*EXERCISE GOAL:* Copy each line below without leaving any out.

=== RAW DATA ===

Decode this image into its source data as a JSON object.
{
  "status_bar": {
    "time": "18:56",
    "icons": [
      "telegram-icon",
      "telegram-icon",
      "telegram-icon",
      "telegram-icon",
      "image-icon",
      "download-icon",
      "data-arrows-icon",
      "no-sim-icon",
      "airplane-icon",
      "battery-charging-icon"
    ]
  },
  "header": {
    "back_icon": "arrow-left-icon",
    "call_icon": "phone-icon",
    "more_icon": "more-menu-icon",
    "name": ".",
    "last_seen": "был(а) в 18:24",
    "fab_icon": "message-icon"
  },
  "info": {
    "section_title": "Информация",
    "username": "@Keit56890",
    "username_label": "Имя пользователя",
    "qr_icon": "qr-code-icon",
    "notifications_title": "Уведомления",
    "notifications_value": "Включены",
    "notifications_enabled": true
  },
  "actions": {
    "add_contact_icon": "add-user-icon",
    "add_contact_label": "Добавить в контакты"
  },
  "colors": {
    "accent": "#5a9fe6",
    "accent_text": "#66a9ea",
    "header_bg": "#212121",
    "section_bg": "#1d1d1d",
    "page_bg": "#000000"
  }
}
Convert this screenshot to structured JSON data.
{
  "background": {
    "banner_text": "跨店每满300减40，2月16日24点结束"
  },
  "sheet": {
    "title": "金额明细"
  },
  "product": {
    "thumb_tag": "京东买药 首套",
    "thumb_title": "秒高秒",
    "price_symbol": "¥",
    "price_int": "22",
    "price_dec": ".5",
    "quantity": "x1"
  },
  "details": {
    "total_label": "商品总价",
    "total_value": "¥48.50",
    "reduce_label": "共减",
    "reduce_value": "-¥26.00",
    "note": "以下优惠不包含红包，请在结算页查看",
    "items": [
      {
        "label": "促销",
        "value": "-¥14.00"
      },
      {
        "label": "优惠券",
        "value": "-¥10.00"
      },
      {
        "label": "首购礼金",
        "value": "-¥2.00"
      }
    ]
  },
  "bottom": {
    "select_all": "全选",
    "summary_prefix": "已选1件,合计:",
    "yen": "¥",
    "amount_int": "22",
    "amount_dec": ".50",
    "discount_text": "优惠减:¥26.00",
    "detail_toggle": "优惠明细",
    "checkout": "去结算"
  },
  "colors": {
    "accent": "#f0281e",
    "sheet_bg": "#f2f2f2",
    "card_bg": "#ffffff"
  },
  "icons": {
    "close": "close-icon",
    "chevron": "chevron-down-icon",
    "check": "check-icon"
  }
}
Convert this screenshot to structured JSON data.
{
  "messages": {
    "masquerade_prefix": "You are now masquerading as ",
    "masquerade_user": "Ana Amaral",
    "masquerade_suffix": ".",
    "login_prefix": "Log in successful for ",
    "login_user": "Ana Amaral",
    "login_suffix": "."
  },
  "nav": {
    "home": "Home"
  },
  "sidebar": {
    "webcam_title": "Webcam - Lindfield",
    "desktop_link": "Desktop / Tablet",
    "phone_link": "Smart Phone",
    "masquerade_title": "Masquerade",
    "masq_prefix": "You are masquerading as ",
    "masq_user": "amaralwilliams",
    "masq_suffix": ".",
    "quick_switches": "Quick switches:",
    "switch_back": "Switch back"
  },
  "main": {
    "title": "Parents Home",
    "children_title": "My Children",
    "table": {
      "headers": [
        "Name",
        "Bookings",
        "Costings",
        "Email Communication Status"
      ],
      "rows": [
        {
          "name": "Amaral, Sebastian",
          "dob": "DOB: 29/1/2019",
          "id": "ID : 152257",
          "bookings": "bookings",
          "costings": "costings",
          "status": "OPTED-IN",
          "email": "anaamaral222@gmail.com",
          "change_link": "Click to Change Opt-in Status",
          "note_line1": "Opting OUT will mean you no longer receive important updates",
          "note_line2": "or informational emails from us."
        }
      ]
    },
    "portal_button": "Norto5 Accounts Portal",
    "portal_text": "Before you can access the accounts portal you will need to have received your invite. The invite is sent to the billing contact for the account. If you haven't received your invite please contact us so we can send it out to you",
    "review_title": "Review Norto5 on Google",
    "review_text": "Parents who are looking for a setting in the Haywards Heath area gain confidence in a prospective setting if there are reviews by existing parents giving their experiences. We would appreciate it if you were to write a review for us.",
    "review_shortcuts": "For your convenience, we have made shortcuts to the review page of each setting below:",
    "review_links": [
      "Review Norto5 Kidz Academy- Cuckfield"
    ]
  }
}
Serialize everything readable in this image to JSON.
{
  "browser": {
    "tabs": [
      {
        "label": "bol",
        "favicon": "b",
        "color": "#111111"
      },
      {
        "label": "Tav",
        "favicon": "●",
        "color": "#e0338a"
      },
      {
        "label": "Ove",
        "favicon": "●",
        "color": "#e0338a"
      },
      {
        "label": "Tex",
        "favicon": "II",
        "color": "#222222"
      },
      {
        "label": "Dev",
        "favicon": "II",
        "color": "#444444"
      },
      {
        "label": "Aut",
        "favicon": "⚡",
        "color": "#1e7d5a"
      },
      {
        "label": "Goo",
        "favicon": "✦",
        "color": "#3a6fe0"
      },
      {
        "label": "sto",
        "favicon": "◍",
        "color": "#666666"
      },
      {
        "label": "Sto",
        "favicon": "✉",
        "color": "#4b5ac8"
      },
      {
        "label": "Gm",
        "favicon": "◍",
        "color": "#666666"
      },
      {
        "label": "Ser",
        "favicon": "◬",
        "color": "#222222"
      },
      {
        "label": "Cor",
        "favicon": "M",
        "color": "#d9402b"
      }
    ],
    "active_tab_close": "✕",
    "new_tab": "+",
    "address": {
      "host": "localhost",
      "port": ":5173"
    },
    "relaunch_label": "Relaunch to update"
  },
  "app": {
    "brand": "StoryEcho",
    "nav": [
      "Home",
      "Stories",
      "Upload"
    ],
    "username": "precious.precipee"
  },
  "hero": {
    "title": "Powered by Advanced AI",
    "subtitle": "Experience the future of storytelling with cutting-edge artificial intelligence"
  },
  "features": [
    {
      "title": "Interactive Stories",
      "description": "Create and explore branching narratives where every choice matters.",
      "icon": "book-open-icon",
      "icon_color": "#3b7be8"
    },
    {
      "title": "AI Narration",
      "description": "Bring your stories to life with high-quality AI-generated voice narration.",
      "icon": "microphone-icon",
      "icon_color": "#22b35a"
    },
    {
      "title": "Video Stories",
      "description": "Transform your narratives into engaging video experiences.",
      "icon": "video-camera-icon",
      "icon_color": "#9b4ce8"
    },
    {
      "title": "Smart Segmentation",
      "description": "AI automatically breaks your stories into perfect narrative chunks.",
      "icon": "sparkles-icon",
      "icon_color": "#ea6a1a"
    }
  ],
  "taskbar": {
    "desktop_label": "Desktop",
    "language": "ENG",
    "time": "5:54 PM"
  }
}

===

*TASK OUTPUT:*
Decode this image into its source data as a JSON object.
{
  "status_bar": {
    "time": "18:56",
    "icons": [
      "telegram-icon",
      "telegram-icon",
      "telegram-icon",
      "telegram-icon",
      "image-icon",
      "download-icon",
      "data-arrows-icon",
      "no-sim-icon",
      "airplane-icon",
      "battery-charging-icon"
    ]
  },
  "header": {
    "back_icon": "arrow-left-icon",
    "call_icon": "phone-icon",
    "more_icon": "more-menu-icon",
    "name": ".",
    "last_seen": "был(а) в 18:24",
    "fab_icon": "message-icon"
  },
  "info": {
    "section_title": "Информация",
    "username": "@Keit56890",
    "username_label": "Имя пользователя",
    "qr_icon": "qr-code-icon",
    "notifications_title": "Уведомления",
    "notifications_value": "Включены",
    "notifications_enabled": true
  },
  "actions": {
    "add_contact_icon": "add-user-icon",
    "add_contact_label": "Добавить в контакты"
  },
  "colors": {
    "accent": "#5a9fe6",
    "accent_text": "#66a9ea",
    "header_bg": "#212121",
    "section_bg": "#1d1d1d",
    "page_bg": "#000000"
  }
}
Convert this screenshot to structured JSON data.
{
  "background": {
    "banner_text": "跨店每满300减40，2月16日24点结束"
  },
  "sheet": {
    "title": "金额明细"
  },
  "product": {
    "thumb_tag": "京东买药 首套",
    "thumb_title": "秒高秒",
    "price_symbol": "¥",
    "price_int": "22",
    "price_dec": ".5",
    "quantity": "x1"
  },
  "details": {
    "total_label": "商品总价",
    "total_value": "¥48.50",
    "reduce_label": "共减",
    "reduce_value": "-¥26.00",
    "note": "以下优惠不包含红包，请在结算页查看",
    "items": [
      {
        "label": "促销",
        "value": "-¥14.00"
      },
      {
        "label": "优惠券",
        "value": "-¥10.00"
      },
      {
        "label": "首购礼金",
        "value": "-¥2.00"
      }
    ]
  },
  "bottom": {
    "select_all": "全选",
    "summary_prefix": "已选1件,合计:",
    "yen": "¥",
    "amount_int": "22",
    "amount_dec": ".50",
    "discount_text": "优惠减:¥26.00",
    "detail_toggle": "优惠明细",
    "checkout": "去结算"
  },
  "colors": {
    "accent": "#f0281e",
    "sheet_bg": "#f2f2f2",
    "card_bg": "#ffffff"
  },
  "icons": {
    "close": "close-icon",
    "chevron": "chevron-down-icon",
    "check": "check-icon"
  }
}
Convert this screenshot to structured JSON data.
{
  "messages": {
    "masquerade_prefix": "You are now masquerading as ",
    "masquerade_user": "Ana Amaral",
    "masquerade_suffix": ".",
    "login_prefix": "Log in successful for ",
    "login_user": "Ana Amaral",
    "login_suffix": "."
  },
  "nav": {
    "home": "Home"
  },
  "sidebar": {
    "webcam_title": "Webcam - Lindfield",
    "desktop_link": "Desktop / Tablet",
    "phone_link": "Smart Phone",
    "masquerade_title": "Masquerade",
    "masq_prefix": "You are masquerading as ",
    "masq_user": "amaralwilliams",
    "masq_suffix": ".",
    "quick_switches": "Quick switches:",
    "switch_back": "Switch back"
  },
  "main": {
    "title": "Parents Home",
    "children_title": "My Children",
    "table": {
      "headers": [
        "Name",
        "Bookings",
        "Costings",
        "Email Communication Status"
      ],
      "rows": [
        {
          "name": "Amaral, Sebastian",
          "dob": "DOB: 29/1/2019",
          "id": "ID : 152257",
          "bookings": "bookings",
          "costings": "costings",
          "status": "OPTED-IN",
          "email": "anaamaral222@gmail.com",
          "change_link": "Click to Change Opt-in Status",
          "note_line1": "Opting OUT will mean you no longer receive important updates",
          "note_line2": "or informational emails from us."
        }
      ]
    },
    "portal_button": "Norto5 Accounts Portal",
    "portal_text": "Before you can access the accounts portal you will need to have received your invite. The invite is sent to the billing contact for the account. If you haven't received your invite please contact us so we can send it out to you",
    "review_title": "Review Norto5 on Google",
    "review_text": "Parents who are looking for a setting in the Haywards Heath area gain confidence in a prospective setting if there are reviews by existing parents giving their experiences. We would appreciate it if you were to write a review for us.",
    "review_shortcuts": "For your convenience, we have made shortcuts to the review page of each setting below:",
    "review_links": [
      "Review Norto5 Kidz Academy- Cuckfield"
    ]
  }
}
Serialize everything readable in this image to JSON.
{
  "browser": {
    "tabs": [
      {
        "label": "bol",
        "favicon": "b",
        "color": "#111111"
      },
      {
        "label": "Tav",
        "favicon": "●",
        "color": "#e0338a"
      },
      {
        "label": "Ove",
        "favicon": "●",
        "color": "#e0338a"
      },
      {
        "label": "Tex",
        "favicon": "II",
        "color": "#222222"
      },
      {
        "label": "Dev",
        "favicon": "II",
        "color": "#444444"
      },
      {
        "label": "Aut",
        "favicon": "⚡",
        "color": "#1e7d5a"
      },
      {
        "label": "Goo",
        "favicon": "✦",
        "color": "#3a6fe0"
      },
      {
        "label": "sto",
        "favicon": "◍",
        "color": "#666666"
      },
      {
        "label": "Sto",
        "favicon": "✉",
        "color": "#4b5ac8"
      },
      {
        "label": "Gm",
        "favicon": "◍",
        "color": "#666666"
      },
      {
        "label": "Ser",
        "favicon": "◬",
        "color": "#222222"
      },
      {
        "label": "Cor",
        "favicon": "M",
        "color": "#d9402b"
      }
    ],
    "active_tab_close": "✕",
    "new_tab": "+",
    "address": {
      "host": "localhost",
      "port": ":5173"
    },
    "relaunch_label": "Relaunch to update"
  },
  "app": {
    "brand": "StoryEcho",
    "nav": [
      "Home",
      "Stories",
      "Upload"
    ],
    "username": "precious.precipee"
  },
  "hero": {
    "title": "Powered by Advanced AI",
    "subtitle": "Experience the future of storytelling with cutting-edge artificial intelligence"
  },
  "features": [
    {
      "title": "Interactive Stories",
      "description": "Create and explore branching narratives where every choice matters.",
      "icon": "book-open-icon",
      "icon_color": "#3b7be8"
    },
    {
      "title": "AI Narration",
      "description": "Bring your stories to life with high-quality AI-generated voice narration.",
      "icon": "microphone-icon",
      "icon_color": "#22b35a"
    },
    {
      "title": "Video Stories",
      "description": "Transform your narratives into engaging video experiences.",
      "icon": "video-camera-icon",
      "icon_color": "#9b4ce8"
    },
    {
      "title": "Smart Segmentation",
      "description": "AI automatically breaks your stories into perfect narrative chunks.",
      "icon": "sparkles-icon",
      "icon_color": "#ea6a1a"
    }
  ],
  "taskbar": {
    "desktop_label": "Desktop",
    "language": "ENG",
    "time": "5:54 PM"
  }
}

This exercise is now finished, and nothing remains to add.